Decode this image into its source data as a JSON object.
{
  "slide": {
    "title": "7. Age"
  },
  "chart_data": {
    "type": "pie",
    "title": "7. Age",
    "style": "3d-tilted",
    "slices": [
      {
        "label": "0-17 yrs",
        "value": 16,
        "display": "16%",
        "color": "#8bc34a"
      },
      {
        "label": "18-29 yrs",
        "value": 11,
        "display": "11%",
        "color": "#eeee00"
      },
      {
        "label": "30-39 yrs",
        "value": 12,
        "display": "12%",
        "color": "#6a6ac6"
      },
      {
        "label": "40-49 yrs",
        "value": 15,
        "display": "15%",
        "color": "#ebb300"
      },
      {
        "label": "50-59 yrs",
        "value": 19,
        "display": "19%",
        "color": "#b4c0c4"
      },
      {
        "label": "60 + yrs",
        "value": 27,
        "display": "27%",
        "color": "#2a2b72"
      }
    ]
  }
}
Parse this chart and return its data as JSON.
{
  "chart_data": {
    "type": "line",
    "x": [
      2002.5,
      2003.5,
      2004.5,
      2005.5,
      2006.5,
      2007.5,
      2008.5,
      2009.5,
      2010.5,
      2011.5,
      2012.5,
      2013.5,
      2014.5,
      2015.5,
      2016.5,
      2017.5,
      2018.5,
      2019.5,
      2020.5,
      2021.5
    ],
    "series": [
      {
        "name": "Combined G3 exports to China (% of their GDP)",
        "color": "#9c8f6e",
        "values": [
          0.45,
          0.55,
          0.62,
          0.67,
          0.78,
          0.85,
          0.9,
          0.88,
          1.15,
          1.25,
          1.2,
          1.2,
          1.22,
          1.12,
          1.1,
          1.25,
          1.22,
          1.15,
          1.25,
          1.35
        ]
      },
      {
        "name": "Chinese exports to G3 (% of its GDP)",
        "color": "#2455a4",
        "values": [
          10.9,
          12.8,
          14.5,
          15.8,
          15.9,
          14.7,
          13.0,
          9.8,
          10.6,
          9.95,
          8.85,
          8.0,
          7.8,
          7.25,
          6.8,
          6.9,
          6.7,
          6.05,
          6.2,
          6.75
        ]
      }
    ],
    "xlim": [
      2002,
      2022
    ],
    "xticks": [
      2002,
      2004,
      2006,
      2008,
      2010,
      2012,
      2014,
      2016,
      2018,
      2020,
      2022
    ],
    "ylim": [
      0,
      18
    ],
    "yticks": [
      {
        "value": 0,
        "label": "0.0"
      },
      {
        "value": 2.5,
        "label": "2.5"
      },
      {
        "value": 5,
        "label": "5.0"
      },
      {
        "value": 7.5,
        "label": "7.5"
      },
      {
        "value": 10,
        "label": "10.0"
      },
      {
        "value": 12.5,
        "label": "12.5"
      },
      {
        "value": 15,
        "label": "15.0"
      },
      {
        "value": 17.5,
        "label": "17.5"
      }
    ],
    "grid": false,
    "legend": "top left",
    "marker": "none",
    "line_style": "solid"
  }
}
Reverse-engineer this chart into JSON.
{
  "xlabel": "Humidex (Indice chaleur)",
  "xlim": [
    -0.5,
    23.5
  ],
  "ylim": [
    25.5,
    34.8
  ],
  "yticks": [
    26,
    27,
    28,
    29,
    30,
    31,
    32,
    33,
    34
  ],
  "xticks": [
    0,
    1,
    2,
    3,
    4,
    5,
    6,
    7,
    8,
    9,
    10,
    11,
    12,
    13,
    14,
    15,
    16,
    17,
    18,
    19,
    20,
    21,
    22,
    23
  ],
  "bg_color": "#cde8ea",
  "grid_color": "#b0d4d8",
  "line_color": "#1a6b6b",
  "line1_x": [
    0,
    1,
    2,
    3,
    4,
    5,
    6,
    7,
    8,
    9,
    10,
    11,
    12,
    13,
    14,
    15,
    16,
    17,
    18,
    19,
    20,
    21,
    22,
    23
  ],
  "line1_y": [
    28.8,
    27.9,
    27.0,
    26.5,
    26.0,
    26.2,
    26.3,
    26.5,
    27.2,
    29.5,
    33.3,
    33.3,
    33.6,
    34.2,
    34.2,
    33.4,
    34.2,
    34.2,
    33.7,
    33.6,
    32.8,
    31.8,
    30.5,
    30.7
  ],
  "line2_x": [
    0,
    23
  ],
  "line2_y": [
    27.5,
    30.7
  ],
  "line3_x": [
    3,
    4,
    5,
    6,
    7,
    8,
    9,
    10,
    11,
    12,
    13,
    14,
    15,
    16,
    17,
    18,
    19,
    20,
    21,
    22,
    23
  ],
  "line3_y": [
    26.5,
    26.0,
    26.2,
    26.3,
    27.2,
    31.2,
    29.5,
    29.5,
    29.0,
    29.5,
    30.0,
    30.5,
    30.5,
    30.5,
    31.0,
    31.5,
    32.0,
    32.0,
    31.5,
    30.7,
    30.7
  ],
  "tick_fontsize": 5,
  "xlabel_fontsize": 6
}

┄┄┄┄┄┄┄┄┄┄┄┄┄┄┄┄┄┄┄┄

== Exercise description ==
From the data above, copy each line where the string "into" appears.

== The solution ==
Decode this image into its source data as a JSON object.
Reverse-engineer this chart into JSON.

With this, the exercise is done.